**Short problem**: Look for "this" in the listing below. Gather each line that contains it.

**Data records**:

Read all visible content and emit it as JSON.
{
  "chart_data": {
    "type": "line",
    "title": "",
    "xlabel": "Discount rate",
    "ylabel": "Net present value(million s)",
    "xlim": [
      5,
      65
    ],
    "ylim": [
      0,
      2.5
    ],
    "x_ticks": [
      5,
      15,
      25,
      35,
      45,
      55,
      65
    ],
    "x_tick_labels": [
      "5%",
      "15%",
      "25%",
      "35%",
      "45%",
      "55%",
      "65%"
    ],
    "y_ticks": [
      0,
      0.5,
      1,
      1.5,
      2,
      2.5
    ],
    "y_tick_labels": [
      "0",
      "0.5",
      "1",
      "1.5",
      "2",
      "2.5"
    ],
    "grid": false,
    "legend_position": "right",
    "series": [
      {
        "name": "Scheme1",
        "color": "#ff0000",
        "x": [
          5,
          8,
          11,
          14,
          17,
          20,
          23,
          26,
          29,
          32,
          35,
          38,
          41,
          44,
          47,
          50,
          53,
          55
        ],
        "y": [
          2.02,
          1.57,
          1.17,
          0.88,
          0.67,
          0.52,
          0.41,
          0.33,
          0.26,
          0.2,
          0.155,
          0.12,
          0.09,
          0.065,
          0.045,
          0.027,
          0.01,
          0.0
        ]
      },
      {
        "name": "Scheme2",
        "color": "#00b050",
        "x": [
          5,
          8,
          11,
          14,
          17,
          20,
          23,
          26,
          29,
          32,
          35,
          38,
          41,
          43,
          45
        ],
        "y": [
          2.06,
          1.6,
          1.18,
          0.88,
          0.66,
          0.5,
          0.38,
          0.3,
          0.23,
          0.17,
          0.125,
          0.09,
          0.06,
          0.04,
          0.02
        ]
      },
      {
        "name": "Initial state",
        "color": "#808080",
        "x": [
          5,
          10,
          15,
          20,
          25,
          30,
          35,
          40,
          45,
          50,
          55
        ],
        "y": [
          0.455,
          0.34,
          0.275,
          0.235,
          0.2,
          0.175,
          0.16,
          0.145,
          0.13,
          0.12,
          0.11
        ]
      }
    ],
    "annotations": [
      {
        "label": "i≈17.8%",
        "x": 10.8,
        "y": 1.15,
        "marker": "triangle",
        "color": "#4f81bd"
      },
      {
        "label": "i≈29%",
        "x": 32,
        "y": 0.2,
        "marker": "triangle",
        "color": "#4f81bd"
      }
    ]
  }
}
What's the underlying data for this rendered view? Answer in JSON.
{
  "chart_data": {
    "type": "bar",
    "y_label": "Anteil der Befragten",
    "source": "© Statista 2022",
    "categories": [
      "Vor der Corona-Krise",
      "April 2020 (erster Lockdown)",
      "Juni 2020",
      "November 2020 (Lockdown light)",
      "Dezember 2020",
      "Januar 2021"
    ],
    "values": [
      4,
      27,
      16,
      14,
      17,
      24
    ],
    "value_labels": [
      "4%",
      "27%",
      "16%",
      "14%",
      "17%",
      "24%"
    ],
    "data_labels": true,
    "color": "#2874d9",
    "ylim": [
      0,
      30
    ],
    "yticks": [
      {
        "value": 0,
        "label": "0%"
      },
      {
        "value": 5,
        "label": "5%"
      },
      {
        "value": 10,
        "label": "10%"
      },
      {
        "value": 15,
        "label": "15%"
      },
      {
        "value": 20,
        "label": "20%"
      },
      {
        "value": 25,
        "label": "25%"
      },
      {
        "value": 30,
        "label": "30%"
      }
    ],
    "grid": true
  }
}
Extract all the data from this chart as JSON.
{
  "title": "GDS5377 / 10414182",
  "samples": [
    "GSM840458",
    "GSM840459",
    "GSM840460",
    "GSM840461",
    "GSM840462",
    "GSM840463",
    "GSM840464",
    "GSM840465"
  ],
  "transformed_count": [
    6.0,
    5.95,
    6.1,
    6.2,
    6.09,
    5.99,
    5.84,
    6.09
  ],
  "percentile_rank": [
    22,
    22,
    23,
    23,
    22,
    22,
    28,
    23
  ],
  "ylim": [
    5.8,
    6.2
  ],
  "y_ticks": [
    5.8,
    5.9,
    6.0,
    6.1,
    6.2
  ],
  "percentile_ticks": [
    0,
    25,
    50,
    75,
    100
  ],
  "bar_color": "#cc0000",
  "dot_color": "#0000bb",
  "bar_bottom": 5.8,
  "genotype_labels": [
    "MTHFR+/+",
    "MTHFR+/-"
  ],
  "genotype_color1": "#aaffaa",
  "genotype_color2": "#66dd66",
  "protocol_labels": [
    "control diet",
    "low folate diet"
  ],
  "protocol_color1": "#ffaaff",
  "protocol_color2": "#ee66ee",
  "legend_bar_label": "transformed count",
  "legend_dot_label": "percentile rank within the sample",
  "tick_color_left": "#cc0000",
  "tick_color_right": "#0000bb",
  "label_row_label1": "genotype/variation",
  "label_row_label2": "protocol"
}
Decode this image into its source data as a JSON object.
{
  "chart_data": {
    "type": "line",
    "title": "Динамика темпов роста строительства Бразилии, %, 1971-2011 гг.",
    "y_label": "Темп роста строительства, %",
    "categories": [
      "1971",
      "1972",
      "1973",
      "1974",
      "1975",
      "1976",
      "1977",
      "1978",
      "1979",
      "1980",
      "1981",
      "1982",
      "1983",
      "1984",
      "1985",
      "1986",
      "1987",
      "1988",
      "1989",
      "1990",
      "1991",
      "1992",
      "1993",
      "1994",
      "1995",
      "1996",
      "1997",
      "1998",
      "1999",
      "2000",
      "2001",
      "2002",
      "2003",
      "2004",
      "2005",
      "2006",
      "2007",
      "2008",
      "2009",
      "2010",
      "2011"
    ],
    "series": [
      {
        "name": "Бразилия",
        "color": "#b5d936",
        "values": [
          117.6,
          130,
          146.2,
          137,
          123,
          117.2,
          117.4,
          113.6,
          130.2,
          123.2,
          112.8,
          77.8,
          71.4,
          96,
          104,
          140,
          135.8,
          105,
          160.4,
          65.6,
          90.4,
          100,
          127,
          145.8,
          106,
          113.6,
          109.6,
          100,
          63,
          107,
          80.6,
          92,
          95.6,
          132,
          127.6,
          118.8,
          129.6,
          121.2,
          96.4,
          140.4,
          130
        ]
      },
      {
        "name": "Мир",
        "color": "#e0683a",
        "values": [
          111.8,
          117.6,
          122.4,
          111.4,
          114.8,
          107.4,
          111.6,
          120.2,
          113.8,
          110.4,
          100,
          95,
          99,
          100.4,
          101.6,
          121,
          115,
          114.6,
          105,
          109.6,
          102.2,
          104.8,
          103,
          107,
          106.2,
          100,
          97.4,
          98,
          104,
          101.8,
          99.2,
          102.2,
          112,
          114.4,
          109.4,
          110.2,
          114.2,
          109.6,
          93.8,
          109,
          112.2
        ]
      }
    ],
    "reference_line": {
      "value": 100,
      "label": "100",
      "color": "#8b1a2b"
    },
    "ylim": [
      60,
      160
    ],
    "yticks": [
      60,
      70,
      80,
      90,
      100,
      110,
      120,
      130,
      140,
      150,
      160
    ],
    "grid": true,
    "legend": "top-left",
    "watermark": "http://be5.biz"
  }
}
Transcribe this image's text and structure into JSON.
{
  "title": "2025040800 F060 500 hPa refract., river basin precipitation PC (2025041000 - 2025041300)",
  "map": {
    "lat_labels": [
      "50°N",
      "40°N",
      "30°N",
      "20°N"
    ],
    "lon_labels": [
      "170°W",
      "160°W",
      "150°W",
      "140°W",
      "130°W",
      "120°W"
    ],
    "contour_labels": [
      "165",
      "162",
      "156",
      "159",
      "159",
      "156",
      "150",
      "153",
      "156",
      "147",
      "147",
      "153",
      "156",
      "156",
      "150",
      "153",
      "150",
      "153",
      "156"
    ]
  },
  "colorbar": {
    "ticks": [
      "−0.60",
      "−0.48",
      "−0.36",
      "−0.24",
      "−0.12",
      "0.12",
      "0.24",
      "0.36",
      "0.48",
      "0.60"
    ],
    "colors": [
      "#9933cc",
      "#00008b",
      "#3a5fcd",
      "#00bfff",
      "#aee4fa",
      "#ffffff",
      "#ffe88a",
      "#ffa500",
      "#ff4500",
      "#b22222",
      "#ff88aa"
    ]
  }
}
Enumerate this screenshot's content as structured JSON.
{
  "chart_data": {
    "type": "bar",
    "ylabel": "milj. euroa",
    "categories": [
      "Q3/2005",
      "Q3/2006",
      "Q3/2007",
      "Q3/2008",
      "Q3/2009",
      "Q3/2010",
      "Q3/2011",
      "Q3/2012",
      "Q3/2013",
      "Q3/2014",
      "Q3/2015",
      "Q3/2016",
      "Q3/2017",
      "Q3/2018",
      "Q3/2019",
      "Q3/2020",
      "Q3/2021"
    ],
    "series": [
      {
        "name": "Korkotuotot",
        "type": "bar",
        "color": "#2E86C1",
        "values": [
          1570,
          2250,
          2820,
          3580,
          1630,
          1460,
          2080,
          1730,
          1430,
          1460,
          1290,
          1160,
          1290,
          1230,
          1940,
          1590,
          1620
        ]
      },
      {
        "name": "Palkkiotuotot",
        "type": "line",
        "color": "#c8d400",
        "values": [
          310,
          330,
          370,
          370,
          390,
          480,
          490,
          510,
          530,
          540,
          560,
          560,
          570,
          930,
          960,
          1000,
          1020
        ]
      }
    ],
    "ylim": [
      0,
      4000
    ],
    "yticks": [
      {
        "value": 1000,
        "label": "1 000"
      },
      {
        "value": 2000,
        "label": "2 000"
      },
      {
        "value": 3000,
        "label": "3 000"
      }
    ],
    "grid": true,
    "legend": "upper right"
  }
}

**Reply**:
What's the underlying data for this rendered view? Answer in JSON.
Extract all the data from this chart as JSON.
Decode this image into its source data as a JSON object.
Transcribe this image's text and structure into JSON.
Enumerate this screenshot's content as structured JSON.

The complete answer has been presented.